═════ Extracted information ═════
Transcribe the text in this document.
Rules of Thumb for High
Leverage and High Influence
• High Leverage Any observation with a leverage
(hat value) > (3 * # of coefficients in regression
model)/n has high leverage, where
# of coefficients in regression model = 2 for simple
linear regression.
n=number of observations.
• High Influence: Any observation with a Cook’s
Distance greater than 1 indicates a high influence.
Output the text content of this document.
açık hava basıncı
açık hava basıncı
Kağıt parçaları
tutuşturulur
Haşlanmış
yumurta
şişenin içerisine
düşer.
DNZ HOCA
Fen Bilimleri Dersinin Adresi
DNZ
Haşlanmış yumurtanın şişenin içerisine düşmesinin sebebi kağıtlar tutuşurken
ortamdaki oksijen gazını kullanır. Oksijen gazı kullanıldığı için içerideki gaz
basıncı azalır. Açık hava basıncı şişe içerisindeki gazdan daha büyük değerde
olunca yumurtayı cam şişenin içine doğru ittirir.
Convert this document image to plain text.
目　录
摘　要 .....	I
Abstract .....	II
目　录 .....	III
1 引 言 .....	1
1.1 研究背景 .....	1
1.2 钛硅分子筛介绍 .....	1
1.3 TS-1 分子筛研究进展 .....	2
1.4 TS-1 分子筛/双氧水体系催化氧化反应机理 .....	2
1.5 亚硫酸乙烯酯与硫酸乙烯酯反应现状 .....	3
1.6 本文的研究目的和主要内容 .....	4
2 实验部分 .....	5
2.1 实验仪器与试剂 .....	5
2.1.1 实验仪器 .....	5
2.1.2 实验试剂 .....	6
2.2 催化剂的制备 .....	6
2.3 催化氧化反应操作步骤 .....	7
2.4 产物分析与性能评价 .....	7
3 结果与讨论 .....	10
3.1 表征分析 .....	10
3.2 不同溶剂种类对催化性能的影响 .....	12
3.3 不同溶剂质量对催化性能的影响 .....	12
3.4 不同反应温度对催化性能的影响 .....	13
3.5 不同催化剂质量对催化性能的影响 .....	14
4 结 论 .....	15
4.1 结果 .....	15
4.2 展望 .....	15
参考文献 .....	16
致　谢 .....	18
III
═════
Instructions for the task:
Exact repetition is required for the lines from the one that contains "Convert this document image to plain text." through the final line; leave out everything else.

The reply:
Convert this document image to plain text.
目　录
摘　要 .....	I
Abstract .....	II
目　录 .....	III
1 引 言 .....	1
1.1 研究背景 .....	1
1.2 钛硅分子筛介绍 .....	1
1.3 TS-1 分子筛研究进展 .....	2
1.4 TS-1 分子筛/双氧水体系催化氧化反应机理 .....	2
1.5 亚硫酸乙烯酯与硫酸乙烯酯反应现状 .....	3
1.6 本文的研究目的和主要内容 .....	4
2 实验部分 .....	5
2.1 实验仪器与试剂 .....	5
2.1.1 实验仪器 .....	5
2.1.2 实验试剂 .....	6
2.2 催化剂的制备 .....	6
2.3 催化氧化反应操作步骤 .....	7
2.4 产物分析与性能评价 .....	7
3 结果与讨论 .....	10
3.1 表征分析 .....	10
3.2 不同溶剂种类对催化性能的影响 .....	12
3.3 不同溶剂质量对催化性能的影响 .....	12
3.4 不同反应温度对催化性能的影响 .....	13
3.5 不同催化剂质量对催化性能的影响 .....	14
4 结 论 .....	15
4.1 结果 .....	15
4.2 展望 .....	15
参考文献 .....	16
致　谢 .....	18
III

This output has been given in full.